--- BEGIN Material for this exercise ---
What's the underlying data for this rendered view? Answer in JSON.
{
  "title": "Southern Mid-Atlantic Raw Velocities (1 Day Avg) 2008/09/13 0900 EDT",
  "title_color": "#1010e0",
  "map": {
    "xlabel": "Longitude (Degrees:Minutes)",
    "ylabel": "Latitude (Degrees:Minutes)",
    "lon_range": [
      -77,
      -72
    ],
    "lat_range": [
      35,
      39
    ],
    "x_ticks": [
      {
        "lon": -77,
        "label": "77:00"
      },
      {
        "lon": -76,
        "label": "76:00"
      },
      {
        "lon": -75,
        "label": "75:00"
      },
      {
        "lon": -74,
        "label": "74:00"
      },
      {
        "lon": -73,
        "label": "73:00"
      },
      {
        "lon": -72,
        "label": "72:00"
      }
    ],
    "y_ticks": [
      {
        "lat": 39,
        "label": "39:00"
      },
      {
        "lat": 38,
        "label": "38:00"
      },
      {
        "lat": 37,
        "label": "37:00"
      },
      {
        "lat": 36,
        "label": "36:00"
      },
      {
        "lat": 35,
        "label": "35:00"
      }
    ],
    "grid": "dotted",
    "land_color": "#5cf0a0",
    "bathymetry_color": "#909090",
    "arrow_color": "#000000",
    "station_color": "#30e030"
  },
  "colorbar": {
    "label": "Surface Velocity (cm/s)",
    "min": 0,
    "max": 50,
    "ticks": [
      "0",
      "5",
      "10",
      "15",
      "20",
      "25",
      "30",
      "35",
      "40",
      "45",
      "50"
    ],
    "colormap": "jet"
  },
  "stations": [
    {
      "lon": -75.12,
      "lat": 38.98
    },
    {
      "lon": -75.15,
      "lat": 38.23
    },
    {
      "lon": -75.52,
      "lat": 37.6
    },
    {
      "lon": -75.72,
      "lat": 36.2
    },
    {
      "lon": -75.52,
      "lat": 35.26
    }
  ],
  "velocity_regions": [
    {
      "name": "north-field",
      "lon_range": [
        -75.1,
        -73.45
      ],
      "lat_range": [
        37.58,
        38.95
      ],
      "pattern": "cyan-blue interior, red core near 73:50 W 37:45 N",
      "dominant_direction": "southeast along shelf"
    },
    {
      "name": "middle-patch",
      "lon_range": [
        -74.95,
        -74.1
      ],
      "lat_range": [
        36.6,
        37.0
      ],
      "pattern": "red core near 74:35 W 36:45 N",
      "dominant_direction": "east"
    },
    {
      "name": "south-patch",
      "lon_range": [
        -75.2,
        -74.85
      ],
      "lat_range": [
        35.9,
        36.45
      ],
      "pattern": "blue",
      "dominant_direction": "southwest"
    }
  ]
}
--- END Material for this exercise ---
- What this task involves -
Transcribe every entry exactly, omitting nothing.

- Final result -
What's the underlying data for this rendered view? Answer in JSON.
{
  "title": "Southern Mid-Atlantic Raw Velocities (1 Day Avg) 2008/09/13 0900 EDT",
  "title_color": "#1010e0",
  "map": {
    "xlabel": "Longitude (Degrees:Minutes)",
    "ylabel": "Latitude (Degrees:Minutes)",
    "lon_range": [
      -77,
      -72
    ],
    "lat_range": [
      35,
      39
    ],
    "x_ticks": [
      {
        "lon": -77,
        "label": "77:00"
      },
      {
        "lon": -76,
        "label": "76:00"
      },
      {
        "lon": -75,
        "label": "75:00"
      },
      {
        "lon": -74,
        "label": "74:00"
      },
      {
        "lon": -73,
        "label": "73:00"
      },
      {
        "lon": -72,
        "label": "72:00"
      }
    ],
    "y_ticks": [
      {
        "lat": 39,
        "label": "39:00"
      },
      {
        "lat": 38,
        "label": "38:00"
      },
      {
        "lat": 37,
        "label": "37:00"
      },
      {
        "lat": 36,
        "label": "36:00"
      },
      {
        "lat": 35,
        "label": "35:00"
      }
    ],
    "grid": "dotted",
    "land_color": "#5cf0a0",
    "bathymetry_color": "#909090",
    "arrow_color": "#000000",
    "station_color": "#30e030"
  },
  "colorbar": {
    "label": "Surface Velocity (cm/s)",
    "min": 0,
    "max": 50,
    "ticks": [
      "0",
      "5",
      "10",
      "15",
      "20",
      "25",
      "30",
      "35",
      "40",
      "45",
      "50"
    ],
    "colormap": "jet"
  },
  "stations": [
    {
      "lon": -75.12,
      "lat": 38.98
    },
    {
      "lon": -75.15,
      "lat": 38.23
    },
    {
      "lon": -75.52,
      "lat": 37.6
    },
    {
      "lon": -75.72,
      "lat": 36.2
    },
    {
      "lon": -75.52,
      "lat": 35.26
    }
  ],
  "velocity_regions": [
    {
      "name": "north-field",
      "lon_range": [
        -75.1,
        -73.45
      ],
      "lat_range": [
        37.58,
        38.95
      ],
      "pattern": "cyan-blue interior, red core near 73:50 W 37:45 N",
      "dominant_direction": "southeast along shelf"
    },
    {
      "name": "middle-patch",
      "lon_range": [
        -74.95,
        -74.1
      ],
      "lat_range": [
        36.6,
        37.0
      ],
      "pattern": "red core near 74:35 W 36:45 N",
      "dominant_direction": "east"
    },
    {
      "name": "south-patch",
      "lon_range": [
        -75.2,
        -74.85
      ],
      "lat_range": [
        35.9,
        36.45
      ],
      "pattern": "blue",
      "dominant_direction": "southwest"
    }
  ]
}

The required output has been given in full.